WRITTEN PROBLEM
Exclude pictures; retype the lines below from the line containing "What text is on this page?" through the end of the records, both ends kept.

Start of EXTRACTED RECORDS

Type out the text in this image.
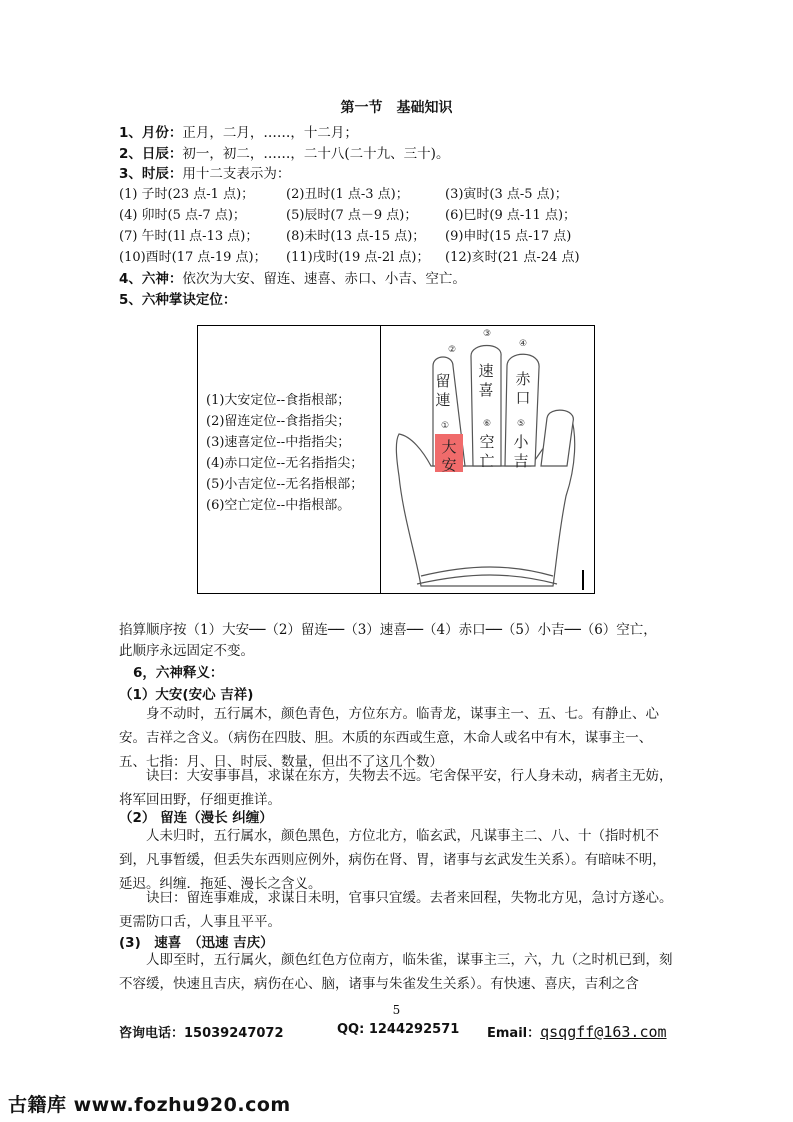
第一节　基础知识
1、月份：正月，二月，……，十二月；
2、日辰：初一，初二，……，二十八(二十九、三十)。
3、时辰：用十二支表示为：
(1) 子时(23 点-1 点)； (2)丑时(1 点-3 点)；	(3)寅时(3 点-5 点)；
(4) 卯时(5 点-7 点)；	(5)辰时(7 点－9 点)； (6)巳时(9 点-11 点)；
(7) 午时(1l 点-13 点)； (8)未时(13 点-15 点)； (9)申时(15 点-17 点)
(10)酉时(17 点-19 点)； (11)戌时(19 点-2l 点)； (12)亥时(21 点-24 点)
4、六神：依次为大安、留连、速喜、赤口、小吉、空亡。
5、六种掌诀定位：
(1)大安定位--食指根部；
(2)留连定位--食指指尖；
(3)速喜定位--中指指尖；
(4)赤口定位--无名指指尖；
(5)小吉定位--无名指根部；
(6)空亡定位--中指根部。
①
②
③
④
⑤
⑥
大
安
留
連
速
喜
赤
口
小
吉
空
亡
掐算顺序按（1）大安──（2）留连──（3）速喜──（4）赤口──（5）小吉──（6）空亡，
此顺序永远固定不变。
6，六神释义：
（1）大安(安心 吉祥)
身不动时，五行属木，颜色青色，方位东方。临青龙，谋事主一、五、七。有静止、心安。吉祥之含义。（病伤在四肢、胆。木质的东西或生意，木命人或名中有木，谋事主一、五、七指：月、日、时辰、数量，但出不了这几个数）
诀曰：大安事事昌，求谋在东方，失物去不远。宅舍保平安，行人身未动，病者主无妨，将军回田野，仔细更推详。
（2） 留连（漫长 纠缠）
人未归时，五行属水，颜色黑色，方位北方，临玄武，凡谋事主二、八、十（指时机不到，凡事暂缓，但丢失东西则应例外，病伤在肾、胃，诸事与玄武发生关系）。有暗味不明，延迟。纠缠．拖延、漫长之含义。
诀曰：留连事难成，求谋日未明，官事只宜缓。去者来回程，失物北方见，急讨方遂心。更需防口舌，人事且平平。
(3)　速喜　（迅速 吉庆）
人即至时，五行属火，颜色红色方位南方，临朱雀，谋事主三，六，九（之时机已到，刻不容缓，快速且吉庆，病伤在心、脑，诸事与朱雀发生关系）。有快速、喜庆，吉利之含
5
咨询电话：15039247072	QQ: 1244292571 Email：qsqgff@163.com
古籍库 www.fozhu920.com
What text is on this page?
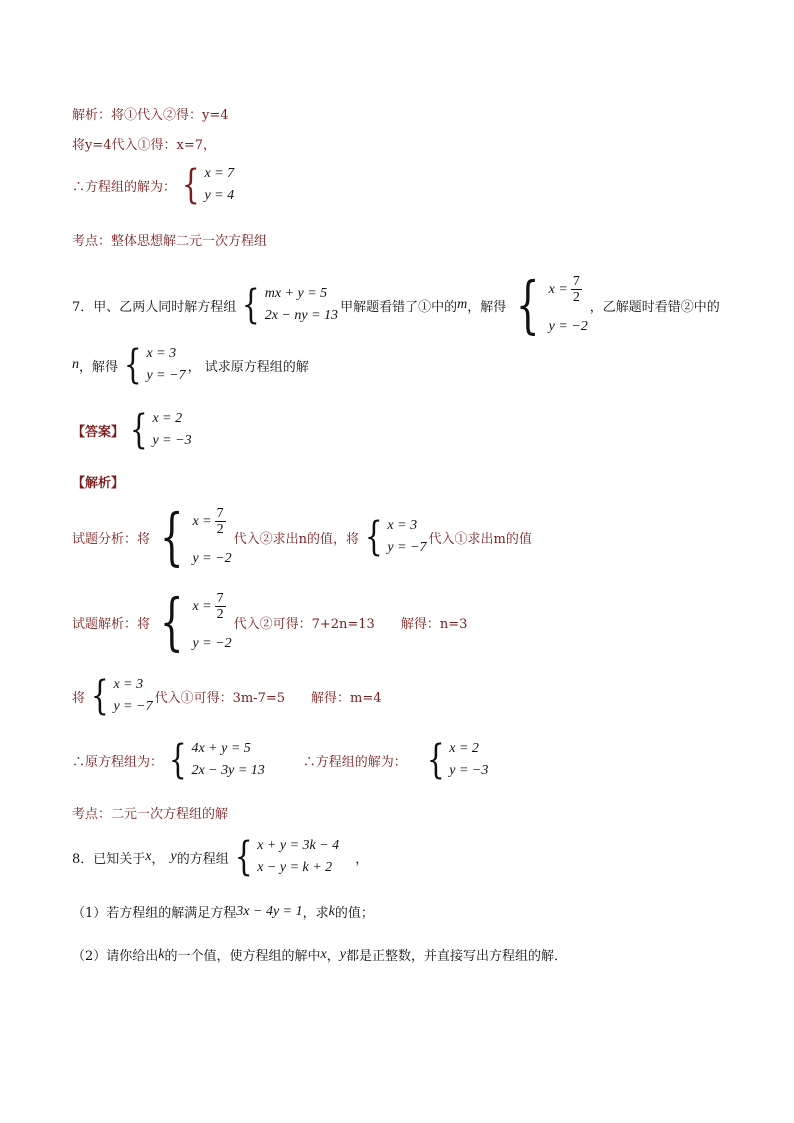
解析：将①代入②得：y=4
将y=4代入①得：x=7，
∴方程组的解为： { x = 7
y = 4
考点：整体思想解二元一次方程组
7．甲、乙两人同时解方程组 { mx + y = 5
2x − ny = 13
甲解题看错了①中的 m ，解得 { $x = \frac{7}{2}$
y = −2
，乙解题时看错②中的
n ，解得 { x = 3
y = −7
， 试求原方程组的解
【答案】 { x = 2
y = −3
【解析】
试题分析：将 { $x = \frac{7}{2}$
y = −2
代入②求出n的值，将 { x = 3
y = −7
代入①求出m的值
试题解析：将 { $x = \frac{7}{2}$
y = −2
代入②可得：7+2n=13 解得：n=3
将 { x = 3
y = −7
代入①可得：3m-7=5 解得：m=4
∴原方程组为： { 4x + y = 5
2x − 3y = 13
∴方程组的解为： { x = 2
y = −3
考点：二元一次方程组的解
8．已知关于 x ， y 的方程组 { x + y = 3k − 4
x − y = k + 2
，
（1）若方程组的解满足方程 3x − 4y = 1 ，求 k 的值；
（2）请你给出 k 的一个值，使方程组的解中 x ， y 都是正整数，并直接写出方程组的解．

End of EXTRACTED RECORDS

TASK RESULT
What text is on this page?
解析：将①代入②得：y=4
将y=4代入①得：x=7，
∴方程组的解为： { x = 7
y = 4
考点：整体思想解二元一次方程组
7．甲、乙两人同时解方程组 { mx + y = 5
2x − ny = 13
甲解题看错了①中的 m ，解得 { $x = \frac{7}{2}$
y = −2
，乙解题时看错②中的
n ，解得 { x = 3
y = −7
， 试求原方程组的解
【答案】 { x = 2
y = −3
【解析】
试题分析：将 { $x = \frac{7}{2}$
y = −2
代入②求出n的值，将 { x = 3
y = −7
代入①求出m的值
试题解析：将 { $x = \frac{7}{2}$
y = −2
代入②可得：7+2n=13 解得：n=3
将 { x = 3
y = −7
代入①可得：3m-7=5 解得：m=4
∴原方程组为： { 4x + y = 5
2x − 3y = 13
∴方程组的解为： { x = 2
y = −3
考点：二元一次方程组的解
8．已知关于 x ， y 的方程组 { x + y = 3k − 4
x − y = k + 2
，
（1）若方程组的解满足方程 3x − 4y = 1 ，求 k 的值；
（2）请你给出 k 的一个值，使方程组的解中 x ， y 都是正整数，并直接写出方程组的解．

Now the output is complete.